**Entries shown**
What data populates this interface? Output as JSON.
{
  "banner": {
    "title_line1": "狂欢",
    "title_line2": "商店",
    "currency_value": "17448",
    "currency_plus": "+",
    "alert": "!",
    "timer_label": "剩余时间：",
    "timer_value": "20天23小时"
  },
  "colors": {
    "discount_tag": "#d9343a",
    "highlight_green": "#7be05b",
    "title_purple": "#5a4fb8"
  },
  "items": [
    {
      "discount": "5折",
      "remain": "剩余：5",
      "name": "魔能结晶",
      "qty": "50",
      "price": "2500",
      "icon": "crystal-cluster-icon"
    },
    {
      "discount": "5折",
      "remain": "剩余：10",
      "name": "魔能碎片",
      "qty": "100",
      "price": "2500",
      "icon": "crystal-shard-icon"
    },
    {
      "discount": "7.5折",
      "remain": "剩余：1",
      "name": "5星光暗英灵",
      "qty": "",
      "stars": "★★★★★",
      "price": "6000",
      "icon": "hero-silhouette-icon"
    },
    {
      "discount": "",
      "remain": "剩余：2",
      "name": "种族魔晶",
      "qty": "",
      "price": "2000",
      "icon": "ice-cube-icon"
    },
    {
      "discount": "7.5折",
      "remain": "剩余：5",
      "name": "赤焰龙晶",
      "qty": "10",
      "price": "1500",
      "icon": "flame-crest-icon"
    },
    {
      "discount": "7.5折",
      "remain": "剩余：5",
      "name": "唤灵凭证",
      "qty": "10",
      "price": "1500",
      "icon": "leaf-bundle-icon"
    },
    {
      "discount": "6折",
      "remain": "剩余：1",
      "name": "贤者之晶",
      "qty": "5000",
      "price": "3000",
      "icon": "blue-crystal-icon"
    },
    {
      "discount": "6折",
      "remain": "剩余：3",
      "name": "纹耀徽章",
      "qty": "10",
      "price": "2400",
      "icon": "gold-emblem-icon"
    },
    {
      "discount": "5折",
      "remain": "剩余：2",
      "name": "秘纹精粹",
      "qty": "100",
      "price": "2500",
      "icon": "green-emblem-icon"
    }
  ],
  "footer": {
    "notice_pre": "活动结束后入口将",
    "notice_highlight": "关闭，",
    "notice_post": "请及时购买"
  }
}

**Request**
Give the material above again, word for word.

**Result for this exercise**
What data populates this interface? Output as JSON.
{
  "banner": {
    "title_line1": "狂欢",
    "title_line2": "商店",
    "currency_value": "17448",
    "currency_plus": "+",
    "alert": "!",
    "timer_label": "剩余时间：",
    "timer_value": "20天23小时"
  },
  "colors": {
    "discount_tag": "#d9343a",
    "highlight_green": "#7be05b",
    "title_purple": "#5a4fb8"
  },
  "items": [
    {
      "discount": "5折",
      "remain": "剩余：5",
      "name": "魔能结晶",
      "qty": "50",
      "price": "2500",
      "icon": "crystal-cluster-icon"
    },
    {
      "discount": "5折",
      "remain": "剩余：10",
      "name": "魔能碎片",
      "qty": "100",
      "price": "2500",
      "icon": "crystal-shard-icon"
    },
    {
      "discount": "7.5折",
      "remain": "剩余：1",
      "name": "5星光暗英灵",
      "qty": "",
      "stars": "★★★★★",
      "price": "6000",
      "icon": "hero-silhouette-icon"
    },
    {
      "discount": "",
      "remain": "剩余：2",
      "name": "种族魔晶",
      "qty": "",
      "price": "2000",
      "icon": "ice-cube-icon"
    },
    {
      "discount": "7.5折",
      "remain": "剩余：5",
      "name": "赤焰龙晶",
      "qty": "10",
      "price": "1500",
      "icon": "flame-crest-icon"
    },
    {
      "discount": "7.5折",
      "remain": "剩余：5",
      "name": "唤灵凭证",
      "qty": "10",
      "price": "1500",
      "icon": "leaf-bundle-icon"
    },
    {
      "discount": "6折",
      "remain": "剩余：1",
      "name": "贤者之晶",
      "qty": "5000",
      "price": "3000",
      "icon": "blue-crystal-icon"
    },
    {
      "discount": "6折",
      "remain": "剩余：3",
      "name": "纹耀徽章",
      "qty": "10",
      "price": "2400",
      "icon": "gold-emblem-icon"
    },
    {
      "discount": "5折",
      "remain": "剩余：2",
      "name": "秘纹精粹",
      "qty": "100",
      "price": "2500",
      "icon": "green-emblem-icon"
    }
  ],
  "footer": {
    "notice_pre": "活动结束后入口将",
    "notice_highlight": "关闭，",
    "notice_post": "请及时购买"
  }
}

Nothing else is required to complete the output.